**What the exercise asks**
List each line of the data that holds the word "researches".

**Listed records**
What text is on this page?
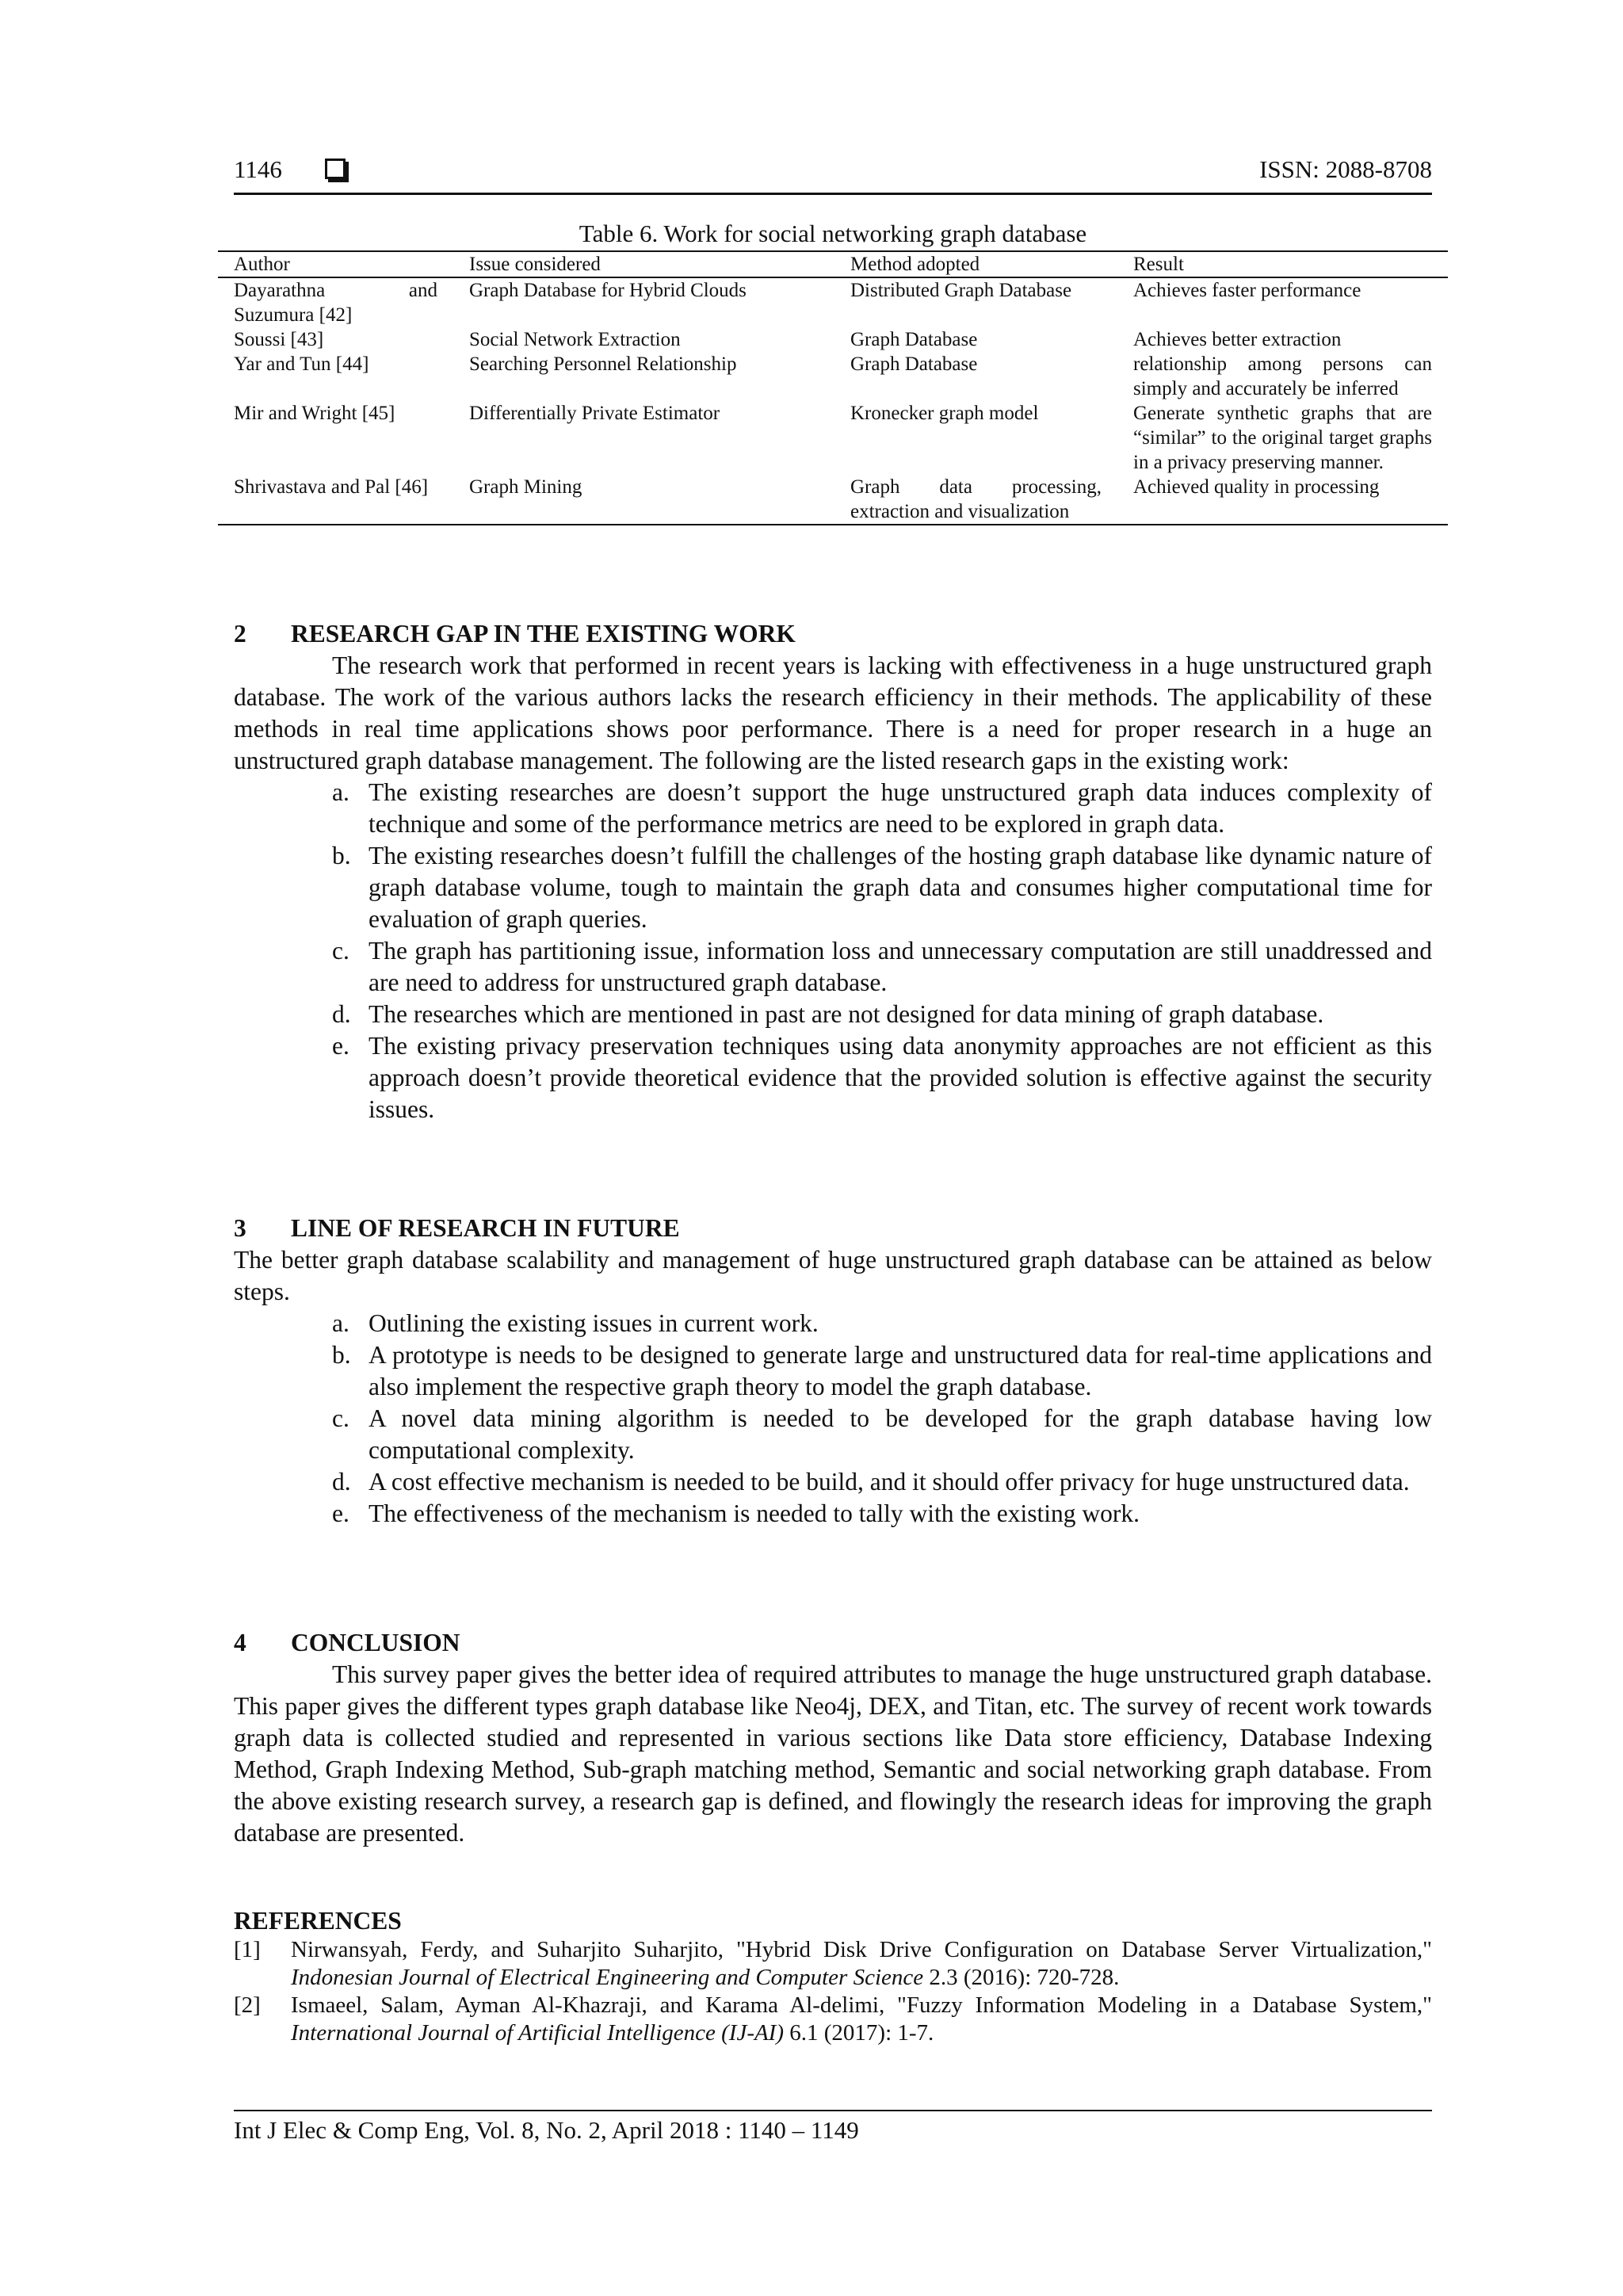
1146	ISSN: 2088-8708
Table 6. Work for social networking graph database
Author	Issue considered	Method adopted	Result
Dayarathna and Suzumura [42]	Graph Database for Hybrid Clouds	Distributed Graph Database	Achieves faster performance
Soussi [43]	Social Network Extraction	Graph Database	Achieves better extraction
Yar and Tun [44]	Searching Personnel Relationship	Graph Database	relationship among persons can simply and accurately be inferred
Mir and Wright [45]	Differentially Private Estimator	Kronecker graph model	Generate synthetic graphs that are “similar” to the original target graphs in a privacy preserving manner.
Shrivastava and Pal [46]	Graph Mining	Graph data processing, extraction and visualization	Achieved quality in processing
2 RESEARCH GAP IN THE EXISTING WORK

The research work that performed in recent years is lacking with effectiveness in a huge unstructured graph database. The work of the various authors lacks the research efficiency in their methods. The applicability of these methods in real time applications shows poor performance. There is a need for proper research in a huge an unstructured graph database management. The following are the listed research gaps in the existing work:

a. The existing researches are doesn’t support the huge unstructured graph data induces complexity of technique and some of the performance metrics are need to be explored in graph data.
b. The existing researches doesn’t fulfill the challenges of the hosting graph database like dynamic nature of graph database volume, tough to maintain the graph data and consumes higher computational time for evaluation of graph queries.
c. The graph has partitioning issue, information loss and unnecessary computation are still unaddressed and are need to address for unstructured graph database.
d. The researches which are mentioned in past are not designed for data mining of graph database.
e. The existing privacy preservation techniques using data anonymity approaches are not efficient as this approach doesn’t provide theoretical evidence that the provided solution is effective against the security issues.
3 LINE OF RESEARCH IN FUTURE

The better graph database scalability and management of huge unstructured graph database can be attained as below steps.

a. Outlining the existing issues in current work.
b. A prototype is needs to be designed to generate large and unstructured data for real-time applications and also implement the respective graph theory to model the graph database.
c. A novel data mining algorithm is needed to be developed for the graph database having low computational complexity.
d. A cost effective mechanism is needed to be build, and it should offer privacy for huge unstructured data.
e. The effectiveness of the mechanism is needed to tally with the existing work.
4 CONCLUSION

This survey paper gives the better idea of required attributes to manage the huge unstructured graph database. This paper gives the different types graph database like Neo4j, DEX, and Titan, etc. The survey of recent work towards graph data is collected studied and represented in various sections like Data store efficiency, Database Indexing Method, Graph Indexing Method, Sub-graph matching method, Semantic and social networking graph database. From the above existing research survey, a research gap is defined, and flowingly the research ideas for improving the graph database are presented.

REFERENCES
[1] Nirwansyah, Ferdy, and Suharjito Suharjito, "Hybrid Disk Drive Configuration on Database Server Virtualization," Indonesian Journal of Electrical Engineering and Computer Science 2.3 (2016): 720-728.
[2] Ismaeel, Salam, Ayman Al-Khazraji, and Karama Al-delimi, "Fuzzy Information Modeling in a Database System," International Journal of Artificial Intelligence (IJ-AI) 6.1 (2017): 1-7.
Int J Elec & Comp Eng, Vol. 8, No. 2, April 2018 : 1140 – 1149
* * *
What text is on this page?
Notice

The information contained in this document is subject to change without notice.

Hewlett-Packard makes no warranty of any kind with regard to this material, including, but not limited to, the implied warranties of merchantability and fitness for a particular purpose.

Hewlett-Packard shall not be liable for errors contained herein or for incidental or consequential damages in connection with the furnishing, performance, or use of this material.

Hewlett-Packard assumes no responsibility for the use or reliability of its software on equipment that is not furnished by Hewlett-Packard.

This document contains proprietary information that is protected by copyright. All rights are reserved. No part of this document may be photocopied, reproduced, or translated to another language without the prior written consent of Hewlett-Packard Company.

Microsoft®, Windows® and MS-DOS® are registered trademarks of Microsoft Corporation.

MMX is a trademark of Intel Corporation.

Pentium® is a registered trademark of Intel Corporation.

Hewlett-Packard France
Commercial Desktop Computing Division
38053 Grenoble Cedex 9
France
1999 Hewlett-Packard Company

**Complete output**
a. The existing researches are doesn’t support the huge unstructured graph data induces complexity of technique and some of the performance metrics are need to be explored in graph data.
b. The existing researches doesn’t fulfill the challenges of the hosting graph database like dynamic nature of graph database volume, tough to maintain the graph data and consumes higher computational time for evaluation of graph queries.
d. The researches which are mentioned in past are not designed for data mining of graph database.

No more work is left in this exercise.